__Problem to work on__
Transcribe, character for character, the stretch of lines below that opens with the line containing "- bubble-public-events: [26, 13, 278, 265]" and closes with the line containing "- public-events-label-line-3: public: [126, 179, 176, 200]", including both of those lines.

__Extracted records__
________
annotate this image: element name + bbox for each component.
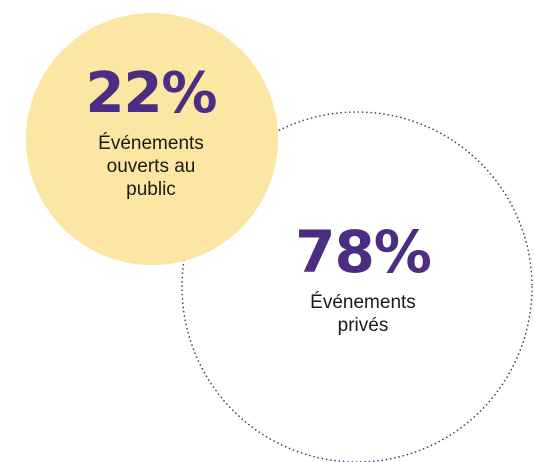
- bubble-public-events: [26, 13, 278, 265]
- private-events-label-line-2: privés: [337, 315, 389, 336]
- bubble-private-events: [181, 111, 533, 462]
- private-events-percent: 78%: [295, 218, 432, 286]
- public-events-label-line-3: public: [126, 179, 176, 200]
- public-events-label-group: 22% Événements ouverts au public: [85, 61, 217, 201]
- public-events-percent: 22%: [85, 61, 217, 126]
- public-events-label-line-1: Événements: [98, 133, 204, 154]
- private-events-label-group: 78% Événements privés: [295, 218, 432, 337]
- public-events-label-line-2: ouverts au: [106, 156, 196, 177]
- private-events-label-line-1: Événements: [310, 292, 416, 313]
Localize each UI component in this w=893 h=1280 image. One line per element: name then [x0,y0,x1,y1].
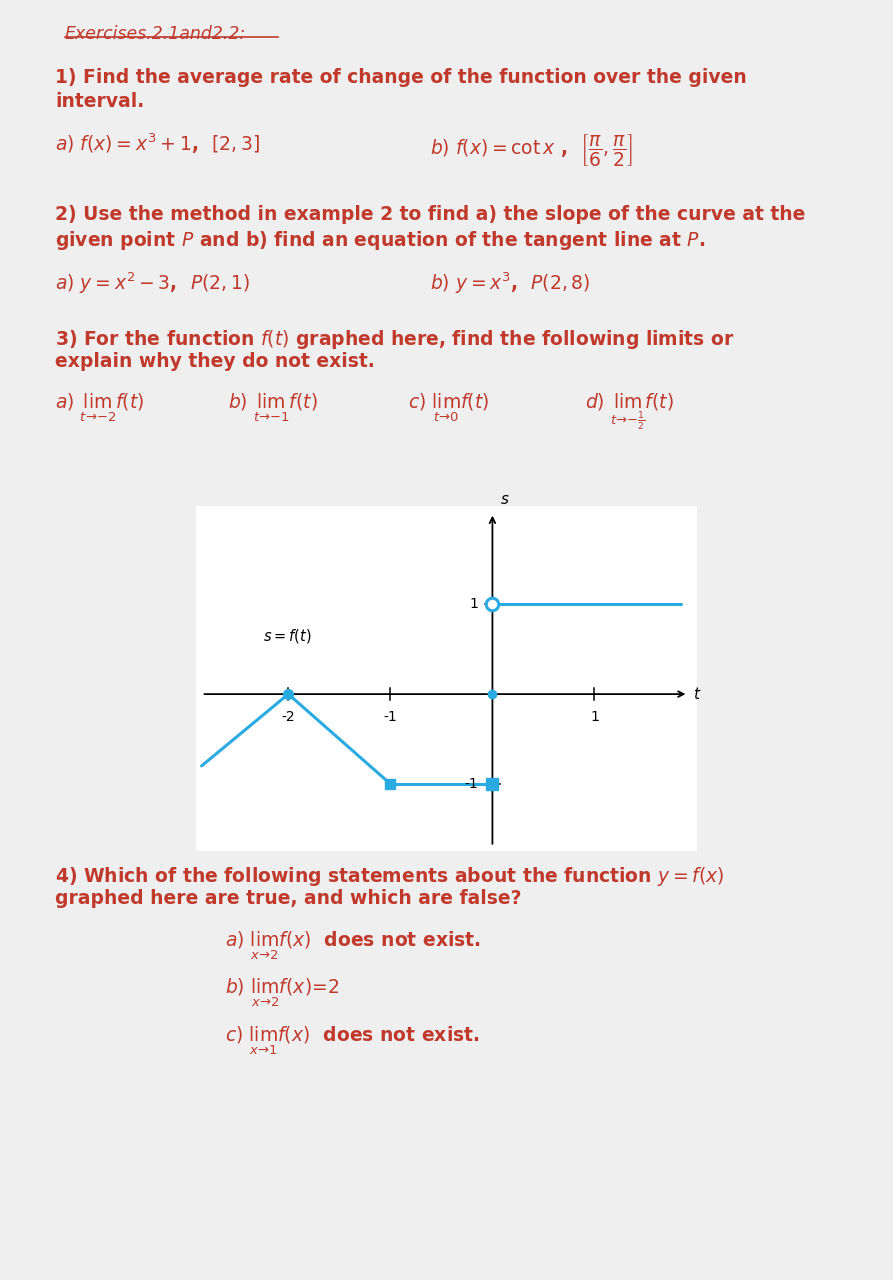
Text: $b)\ f(x) = \cot x$ ,  $\left[\dfrac{\pi}{6}, \dfrac{\pi}{2}\right]$: $b)\ f(x) = \cot x$ , $\left[\dfrac{\pi}… [430,132,633,168]
Text: $d)\ \lim_{t \to -\frac{1}{2}} f(t)$: $d)\ \lim_{t \to -\frac{1}{2}} f(t)$ [585,392,674,433]
Text: 1: 1 [469,598,478,612]
Text: $s = f(t)$: $s = f(t)$ [263,627,312,645]
Text: $t$: $t$ [694,686,702,703]
Text: 1: 1 [590,710,599,724]
Text: interval.: interval. [55,92,145,111]
Text: Exercises.2.1and2.2:: Exercises.2.1and2.2: [65,26,246,44]
Text: $c)\ \lim_{x \to 1} f(x)$  does not exist.: $c)\ \lim_{x \to 1} f(x)$ does not exist… [225,1025,480,1057]
Text: 2) Use the method in example 2 to find a) the slope of the curve at the: 2) Use the method in example 2 to find a… [55,205,805,224]
Text: $b)\ \lim_{t \to -1} f(t)$: $b)\ \lim_{t \to -1} f(t)$ [228,392,318,424]
Text: -2: -2 [281,710,295,724]
Text: 1) Find the average rate of change of the function over the given: 1) Find the average rate of change of th… [55,68,747,87]
Text: $a)\ \lim_{t \to -2} f(t)$: $a)\ \lim_{t \to -2} f(t)$ [55,392,145,424]
Text: -1: -1 [383,710,397,724]
Text: -1: -1 [464,777,478,791]
Text: graphed here are true, and which are false?: graphed here are true, and which are fal… [55,890,522,908]
Text: 3) For the function $f(t)$ graphed here, find the following limits or: 3) For the function $f(t)$ graphed here,… [55,328,735,351]
Text: $a)\ f(x) = x^3 + 1$,  $[2, 3]$: $a)\ f(x) = x^3 + 1$, $[2, 3]$ [55,132,260,156]
Text: $c)\ \lim_{t \to 0} f(t)$: $c)\ \lim_{t \to 0} f(t)$ [408,392,489,424]
Text: explain why they do not exist.: explain why they do not exist. [55,352,375,371]
Text: $a)\ y = x^2 - 3$,  $P(2, 1)$: $a)\ y = x^2 - 3$, $P(2, 1)$ [55,270,250,296]
Text: $s$: $s$ [499,493,509,507]
Text: given point $P$ and b) find an equation of the tangent line at $P$.: given point $P$ and b) find an equation … [55,229,705,252]
Text: $b)\ \lim_{x \to 2} f(x) = 2$: $b)\ \lim_{x \to 2} f(x) = 2$ [225,977,339,1010]
Text: 4) Which of the following statements about the function $y = f(x)$: 4) Which of the following statements abo… [55,865,724,888]
Text: $b)\ y = x^3$,  $P(2, 8)$: $b)\ y = x^3$, $P(2, 8)$ [430,270,590,296]
Text: $a)\ \lim_{x \to 2} f(x)$  does not exist.: $a)\ \lim_{x \to 2} f(x)$ does not exist… [225,931,480,963]
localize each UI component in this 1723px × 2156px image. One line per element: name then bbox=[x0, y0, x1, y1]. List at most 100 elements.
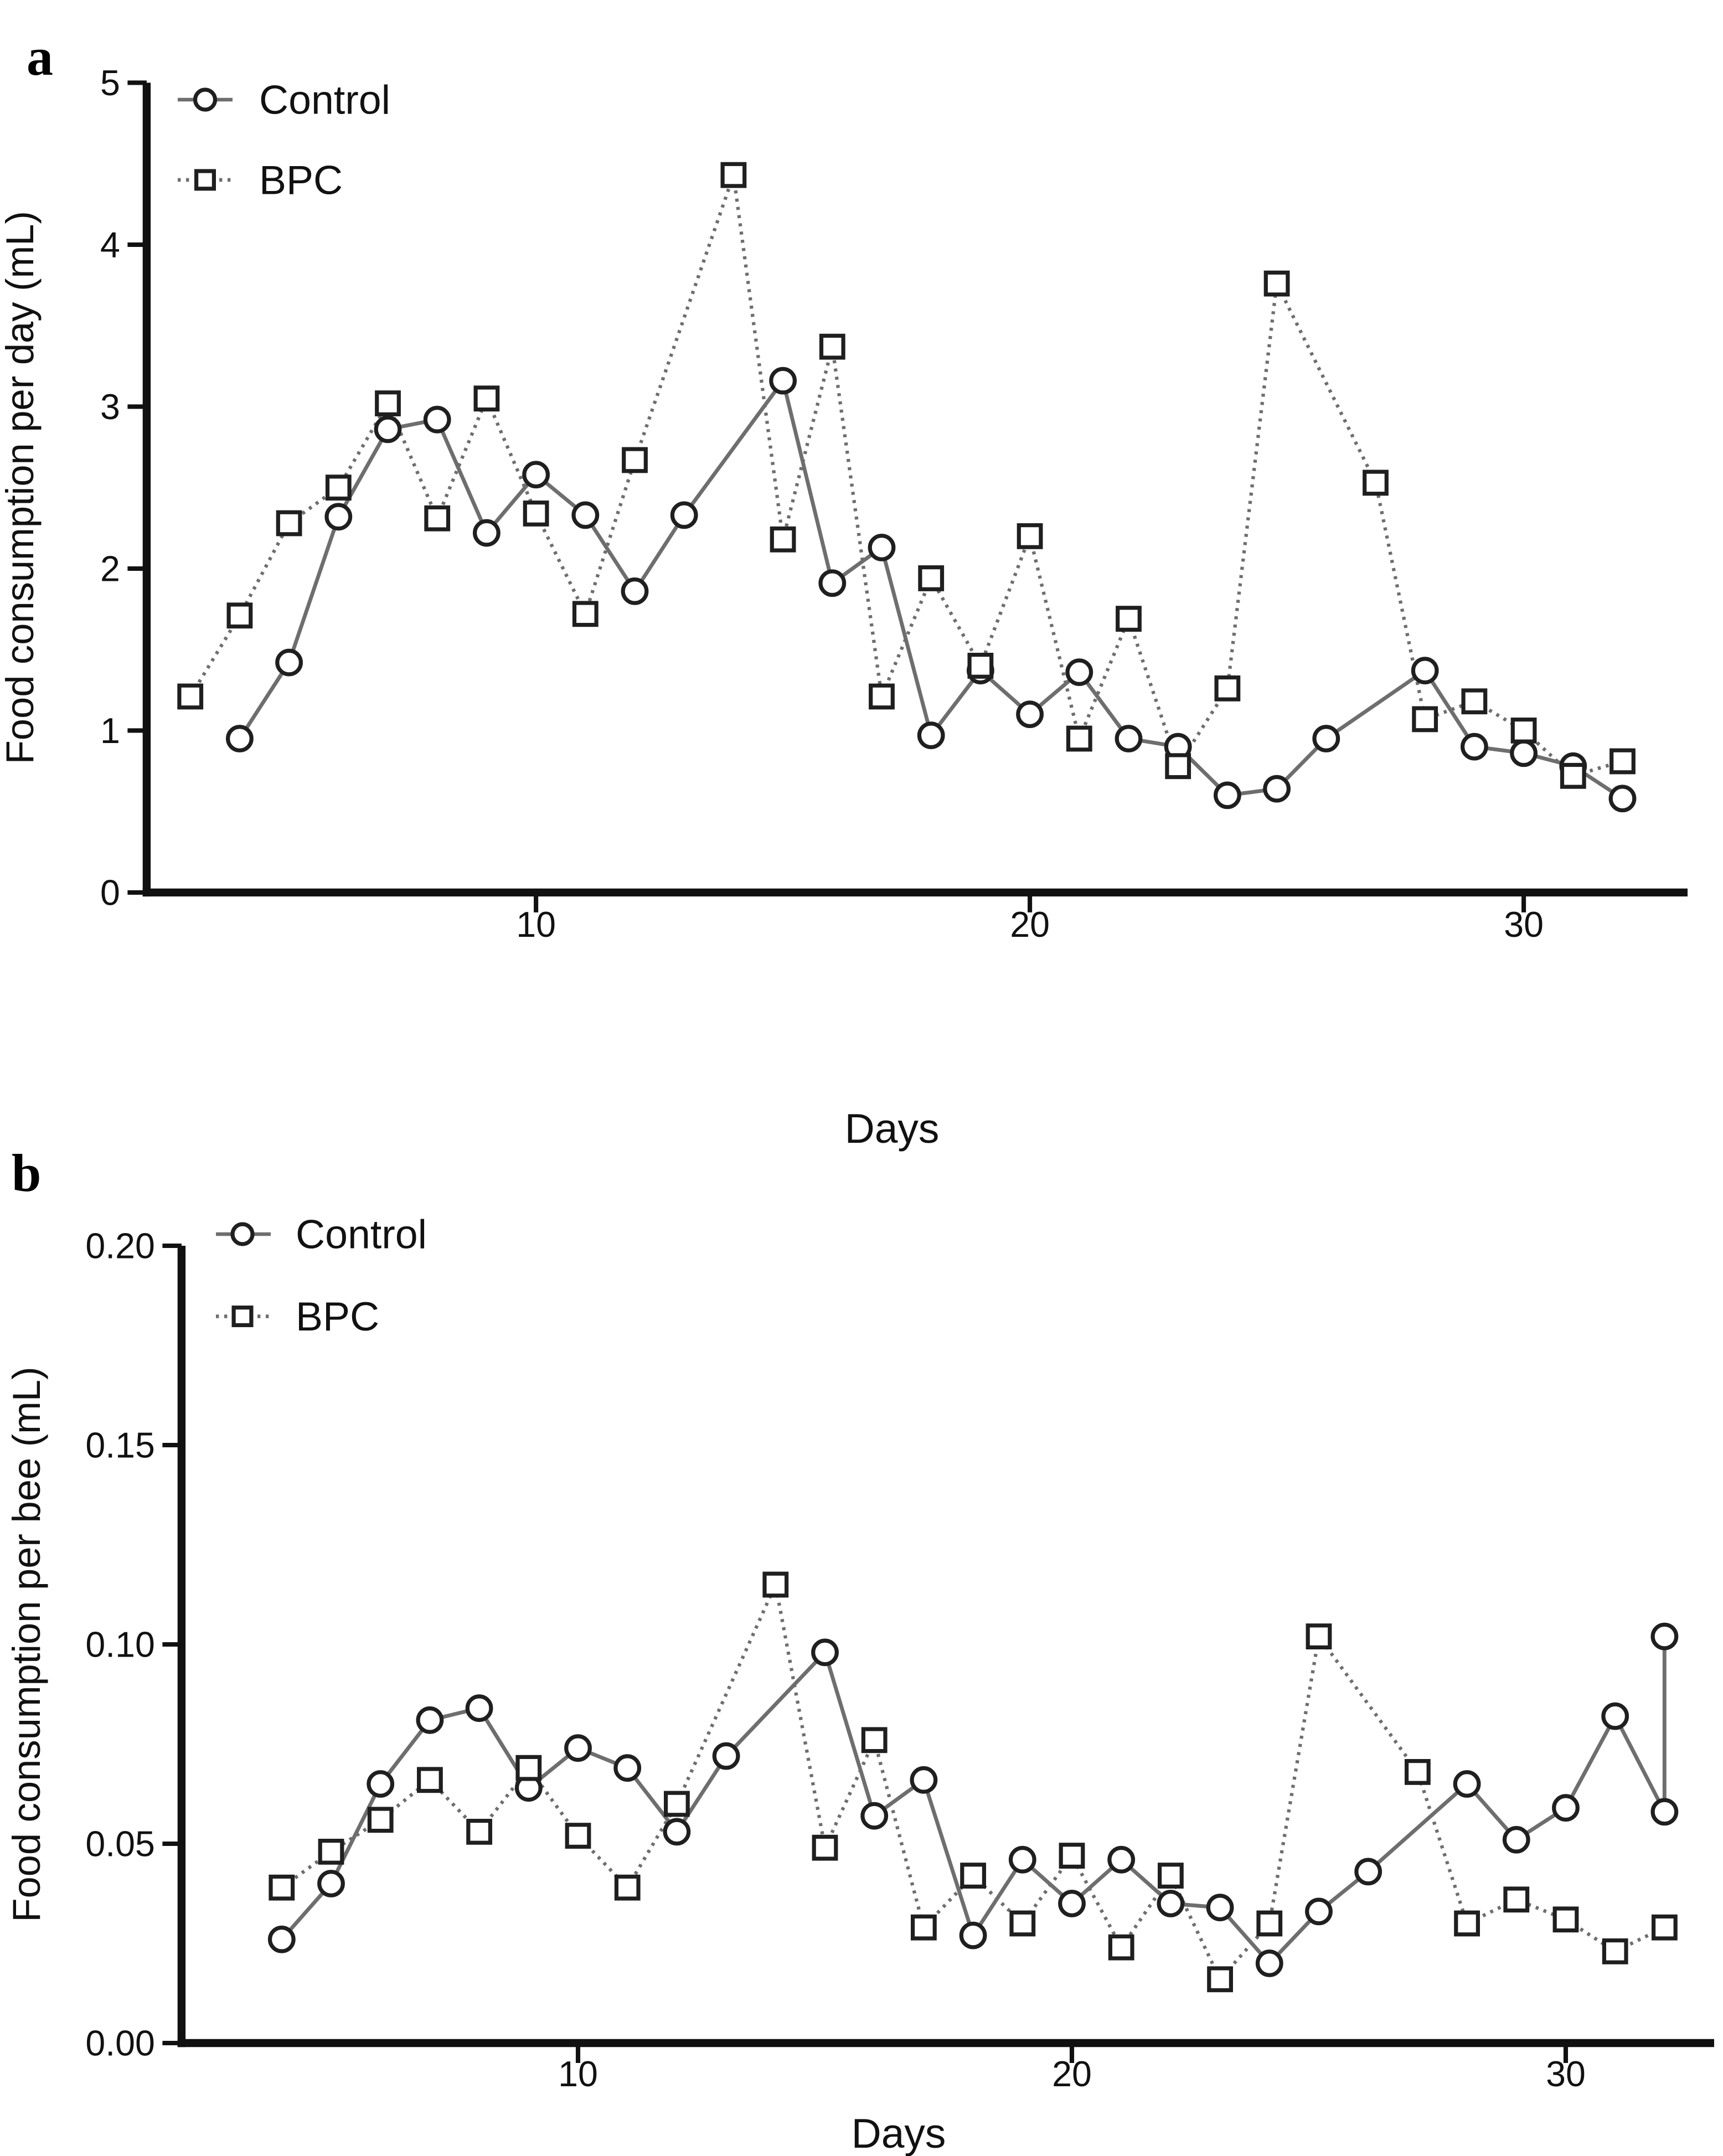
data-point-square bbox=[523, 501, 549, 527]
data-point-circle bbox=[1502, 1825, 1530, 1854]
data-point-circle bbox=[1206, 1894, 1234, 1922]
data-point-square bbox=[276, 510, 302, 537]
data-point-square bbox=[1510, 718, 1537, 744]
data-point-circle bbox=[1650, 1622, 1679, 1650]
data-point-square bbox=[1306, 1623, 1332, 1650]
data-point-square bbox=[1009, 1910, 1036, 1937]
data-point-circle bbox=[1255, 1949, 1283, 1977]
data-point-circle bbox=[1453, 1770, 1481, 1798]
data-point-square bbox=[1256, 1910, 1283, 1937]
data-point-circle bbox=[811, 1638, 839, 1667]
data-point-square bbox=[1059, 1843, 1085, 1869]
data-point-circle bbox=[860, 1802, 889, 1830]
data-point-square bbox=[1207, 1966, 1233, 1993]
legend-label: Control bbox=[296, 1211, 427, 1257]
data-point-circle bbox=[1552, 1794, 1580, 1822]
data-point-circle bbox=[1354, 1858, 1382, 1886]
data-point-square bbox=[1560, 762, 1586, 789]
data-point-square bbox=[861, 1727, 888, 1753]
data-point-circle bbox=[473, 519, 501, 547]
data-point-circle bbox=[1213, 781, 1241, 809]
legend-item-control: Control bbox=[178, 77, 390, 123]
panel-letter-b: b bbox=[12, 1143, 42, 1203]
y-tick-label: 5 bbox=[100, 63, 120, 103]
x-axis-title: Days bbox=[845, 1105, 940, 1152]
data-point-circle bbox=[1016, 700, 1044, 729]
data-point-circle bbox=[275, 648, 303, 677]
data-point-circle bbox=[1008, 1845, 1036, 1874]
data-point-circle bbox=[818, 569, 847, 597]
data-point-circle bbox=[1411, 657, 1439, 685]
data-point-square bbox=[1404, 1759, 1431, 1785]
y-axis-title: Food consumption per bee (mL) bbox=[4, 1366, 48, 1922]
data-point-square bbox=[770, 526, 796, 553]
data-point-circle bbox=[1115, 725, 1143, 752]
data-point-circle bbox=[910, 1766, 938, 1794]
data-point-square bbox=[663, 1791, 690, 1817]
data-point-circle bbox=[1263, 775, 1291, 803]
data-point-circle bbox=[1305, 1897, 1333, 1926]
panel-a-chart: 0 1 2 3 4 5 10 20 30 Days Food consumption per day… bbox=[0, 63, 1688, 1152]
x-tick-label: 30 bbox=[1504, 905, 1544, 945]
data-point-square bbox=[424, 505, 451, 532]
data-point-circle bbox=[564, 1734, 592, 1762]
data-point-square bbox=[1552, 1906, 1579, 1933]
y-tick-label: 4 bbox=[100, 225, 120, 265]
data-point-circle bbox=[959, 1921, 987, 1949]
series-bpc-line bbox=[189, 174, 1623, 778]
data-point-square bbox=[1066, 725, 1092, 752]
data-point-circle bbox=[522, 461, 550, 489]
data-point-square bbox=[622, 447, 648, 473]
data-point-square bbox=[1503, 1886, 1530, 1913]
legend: Control BPC bbox=[216, 1211, 427, 1339]
data-point-circle bbox=[663, 1818, 691, 1846]
y-axis-title: Food consumption per day (mL) bbox=[0, 211, 42, 764]
data-point-square bbox=[1165, 753, 1191, 780]
data-point-circle bbox=[1107, 1845, 1136, 1874]
data-point-circle bbox=[416, 1706, 444, 1734]
data-point-square bbox=[869, 683, 895, 710]
data-point-square bbox=[1263, 270, 1290, 297]
data-point-square bbox=[967, 653, 994, 679]
x-tick-label: 10 bbox=[558, 2054, 598, 2094]
data-point-square bbox=[177, 683, 204, 710]
y-tick-label: 1 bbox=[100, 711, 120, 751]
y-tick-label: 0.00 bbox=[85, 2024, 155, 2064]
data-point-square bbox=[720, 162, 747, 188]
legend-item-bpc: BPC bbox=[216, 1293, 379, 1339]
data-point-circle bbox=[670, 501, 698, 529]
y-tick-label: 0.20 bbox=[85, 1226, 155, 1266]
data-point-circle bbox=[367, 1770, 395, 1798]
legend: Control BPC bbox=[178, 77, 390, 203]
x-tick-label: 20 bbox=[1010, 905, 1050, 945]
data-point-circle bbox=[1058, 1890, 1086, 1917]
data-point-square bbox=[1214, 675, 1241, 702]
legend-label: Control bbox=[259, 77, 390, 123]
data-point-circle bbox=[712, 1742, 740, 1770]
data-point-circle bbox=[317, 1870, 345, 1897]
data-point-circle bbox=[868, 533, 896, 561]
legend-label: BPC bbox=[259, 157, 343, 203]
data-point-square bbox=[960, 1863, 986, 1889]
x-tick-label: 30 bbox=[1546, 2054, 1586, 2094]
data-point-square bbox=[614, 1874, 641, 1901]
data-point-square bbox=[565, 1823, 591, 1849]
data-point-square bbox=[1108, 1934, 1134, 1961]
data-point-circle bbox=[1460, 733, 1488, 761]
panel-b-chart: 0.00 0.05 0.10 0.15 0.20 10 20 30 Days Food consu… bbox=[4, 1211, 1714, 2156]
data-point-circle bbox=[621, 577, 649, 605]
data-point-circle bbox=[465, 1694, 493, 1722]
data-point-circle bbox=[1510, 739, 1538, 767]
y-tick-label: 0.15 bbox=[85, 1426, 155, 1466]
data-point-circle bbox=[1608, 785, 1637, 813]
data-point-circle bbox=[571, 501, 600, 529]
data-point-square bbox=[1412, 706, 1438, 733]
data-point-square bbox=[466, 1819, 493, 1845]
data-point-square bbox=[819, 333, 845, 360]
data-point-square bbox=[1651, 1914, 1678, 1941]
data-point-square bbox=[367, 1807, 394, 1833]
legend-square-icon bbox=[231, 1305, 254, 1327]
data-point-square bbox=[1017, 523, 1043, 549]
data-point-circle bbox=[324, 503, 353, 531]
________
__Final answer__
- bubble-public-events: [26, 13, 278, 265]
- private-events-label-line-2: privés: [337, 315, 389, 336]
- bubble-private-events: [181, 111, 533, 462]
- private-events-percent: 78%: [295, 218, 432, 286]
- public-events-label-line-3: public: [126, 179, 176, 200]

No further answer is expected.